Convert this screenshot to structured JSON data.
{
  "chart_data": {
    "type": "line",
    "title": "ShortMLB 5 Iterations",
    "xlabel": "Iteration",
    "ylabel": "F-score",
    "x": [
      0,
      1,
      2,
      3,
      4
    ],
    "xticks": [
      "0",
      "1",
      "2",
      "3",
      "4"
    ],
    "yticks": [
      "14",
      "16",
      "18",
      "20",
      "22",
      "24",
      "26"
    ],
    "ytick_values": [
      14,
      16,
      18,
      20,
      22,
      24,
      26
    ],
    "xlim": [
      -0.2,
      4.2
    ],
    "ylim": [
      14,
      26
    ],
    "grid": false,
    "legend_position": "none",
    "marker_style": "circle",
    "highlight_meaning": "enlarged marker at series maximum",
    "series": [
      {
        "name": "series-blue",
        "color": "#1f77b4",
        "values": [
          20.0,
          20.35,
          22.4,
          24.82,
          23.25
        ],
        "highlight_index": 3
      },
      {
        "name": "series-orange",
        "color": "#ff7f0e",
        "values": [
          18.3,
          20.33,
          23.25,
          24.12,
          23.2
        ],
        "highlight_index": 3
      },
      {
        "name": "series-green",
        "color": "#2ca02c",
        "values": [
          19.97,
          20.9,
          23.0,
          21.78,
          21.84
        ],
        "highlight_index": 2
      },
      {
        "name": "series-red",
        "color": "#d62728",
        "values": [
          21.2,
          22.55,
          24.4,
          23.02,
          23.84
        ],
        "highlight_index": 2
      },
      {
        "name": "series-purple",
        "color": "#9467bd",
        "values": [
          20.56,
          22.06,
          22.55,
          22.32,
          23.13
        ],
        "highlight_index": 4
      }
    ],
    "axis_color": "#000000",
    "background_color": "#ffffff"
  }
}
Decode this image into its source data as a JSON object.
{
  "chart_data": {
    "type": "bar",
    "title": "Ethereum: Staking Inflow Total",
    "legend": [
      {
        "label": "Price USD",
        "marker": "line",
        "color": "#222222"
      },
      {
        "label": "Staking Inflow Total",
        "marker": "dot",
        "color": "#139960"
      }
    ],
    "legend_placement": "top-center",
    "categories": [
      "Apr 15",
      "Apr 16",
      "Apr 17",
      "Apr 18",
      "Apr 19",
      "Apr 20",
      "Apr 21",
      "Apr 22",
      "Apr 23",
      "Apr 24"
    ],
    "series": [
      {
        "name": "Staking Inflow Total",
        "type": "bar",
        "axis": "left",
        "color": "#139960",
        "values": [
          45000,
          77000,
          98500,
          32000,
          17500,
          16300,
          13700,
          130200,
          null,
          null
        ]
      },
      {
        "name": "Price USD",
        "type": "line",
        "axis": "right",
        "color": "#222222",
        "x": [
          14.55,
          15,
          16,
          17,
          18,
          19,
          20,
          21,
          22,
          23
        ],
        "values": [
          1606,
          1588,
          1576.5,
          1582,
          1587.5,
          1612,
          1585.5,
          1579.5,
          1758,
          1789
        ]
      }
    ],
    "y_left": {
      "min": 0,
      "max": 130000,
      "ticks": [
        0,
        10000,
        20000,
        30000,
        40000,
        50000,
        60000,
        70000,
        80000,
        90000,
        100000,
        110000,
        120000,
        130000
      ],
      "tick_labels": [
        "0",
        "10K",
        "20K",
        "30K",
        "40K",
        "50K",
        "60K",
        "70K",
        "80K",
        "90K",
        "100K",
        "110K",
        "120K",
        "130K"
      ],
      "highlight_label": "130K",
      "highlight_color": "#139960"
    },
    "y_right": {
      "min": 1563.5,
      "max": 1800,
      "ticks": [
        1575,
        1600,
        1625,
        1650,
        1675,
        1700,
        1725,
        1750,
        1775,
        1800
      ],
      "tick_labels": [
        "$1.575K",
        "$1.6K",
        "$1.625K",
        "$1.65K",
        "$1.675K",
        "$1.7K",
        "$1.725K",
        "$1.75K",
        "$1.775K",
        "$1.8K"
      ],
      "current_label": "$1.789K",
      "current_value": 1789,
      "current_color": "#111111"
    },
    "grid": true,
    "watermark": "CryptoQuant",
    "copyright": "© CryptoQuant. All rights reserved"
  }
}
● ● ●
__INSTRUCTIONS FOR THE TASK__:
Reproduce the entries above in full, verbatim.

__PROBLEM SOLUTION__:
Convert this screenshot to structured JSON data.
{
  "chart_data": {
    "type": "line",
    "title": "ShortMLB 5 Iterations",
    "xlabel": "Iteration",
    "ylabel": "F-score",
    "x": [
      0,
      1,
      2,
      3,
      4
    ],
    "xticks": [
      "0",
      "1",
      "2",
      "3",
      "4"
    ],
    "yticks": [
      "14",
      "16",
      "18",
      "20",
      "22",
      "24",
      "26"
    ],
    "ytick_values": [
      14,
      16,
      18,
      20,
      22,
      24,
      26
    ],
    "xlim": [
      -0.2,
      4.2
    ],
    "ylim": [
      14,
      26
    ],
    "grid": false,
    "legend_position": "none",
    "marker_style": "circle",
    "highlight_meaning": "enlarged marker at series maximum",
    "series": [
      {
        "name": "series-blue",
        "color": "#1f77b4",
        "values": [
          20.0,
          20.35,
          22.4,
          24.82,
          23.25
        ],
        "highlight_index": 3
      },
      {
        "name": "series-orange",
        "color": "#ff7f0e",
        "values": [
          18.3,
          20.33,
          23.25,
          24.12,
          23.2
        ],
        "highlight_index": 3
      },
      {
        "name": "series-green",
        "color": "#2ca02c",
        "values": [
          19.97,
          20.9,
          23.0,
          21.78,
          21.84
        ],
        "highlight_index": 2
      },
      {
        "name": "series-red",
        "color": "#d62728",
        "values": [
          21.2,
          22.55,
          24.4,
          23.02,
          23.84
        ],
        "highlight_index": 2
      },
      {
        "name": "series-purple",
        "color": "#9467bd",
        "values": [
          20.56,
          22.06,
          22.55,
          22.32,
          23.13
        ],
        "highlight_index": 4
      }
    ],
    "axis_color": "#000000",
    "background_color": "#ffffff"
  }
}
Decode this image into its source data as a JSON object.
{
  "chart_data": {
    "type": "bar",
    "title": "Ethereum: Staking Inflow Total",
    "legend": [
      {
        "label": "Price USD",
        "marker": "line",
        "color": "#222222"
      },
      {
        "label": "Staking Inflow Total",
        "marker": "dot",
        "color": "#139960"
      }
    ],
    "legend_placement": "top-center",
    "categories": [
      "Apr 15",
      "Apr 16",
      "Apr 17",
      "Apr 18",
      "Apr 19",
      "Apr 20",
      "Apr 21",
      "Apr 22",
      "Apr 23",
      "Apr 24"
    ],
    "series": [
      {
        "name": "Staking Inflow Total",
        "type": "bar",
        "axis": "left",
        "color": "#139960",
        "values": [
          45000,
          77000,
          98500,
          32000,
          17500,
          16300,
          13700,
          130200,
          null,
          null
        ]
      },
      {
        "name": "Price USD",
        "type": "line",
        "axis": "right",
        "color": "#222222",
        "x": [
          14.55,
          15,
          16,
          17,
          18,
          19,
          20,
          21,
          22,
          23
        ],
        "values": [
          1606,
          1588,
          1576.5,
          1582,
          1587.5,
          1612,
          1585.5,
          1579.5,
          1758,
          1789
        ]
      }
    ],
    "y_left": {
      "min": 0,
      "max": 130000,
      "ticks": [
        0,
        10000,
        20000,
        30000,
        40000,
        50000,
        60000,
        70000,
        80000,
        90000,
        100000,
        110000,
        120000,
        130000
      ],
      "tick_labels": [
        "0",
        "10K",
        "20K",
        "30K",
        "40K",
        "50K",
        "60K",
        "70K",
        "80K",
        "90K",
        "100K",
        "110K",
        "120K",
        "130K"
      ],
      "highlight_label": "130K",
      "highlight_color": "#139960"
    },
    "y_right": {
      "min": 1563.5,
      "max": 1800,
      "ticks": [
        1575,
        1600,
        1625,
        1650,
        1675,
        1700,
        1725,
        1750,
        1775,
        1800
      ],
      "tick_labels": [
        "$1.575K",
        "$1.6K",
        "$1.625K",
        "$1.65K",
        "$1.675K",
        "$1.7K",
        "$1.725K",
        "$1.75K",
        "$1.775K",
        "$1.8K"
      ],
      "current_label": "$1.789K",
      "current_value": 1789,
      "current_color": "#111111"
    },
    "grid": true,
    "watermark": "CryptoQuant",
    "copyright": "© CryptoQuant. All rights reserved"
  }
}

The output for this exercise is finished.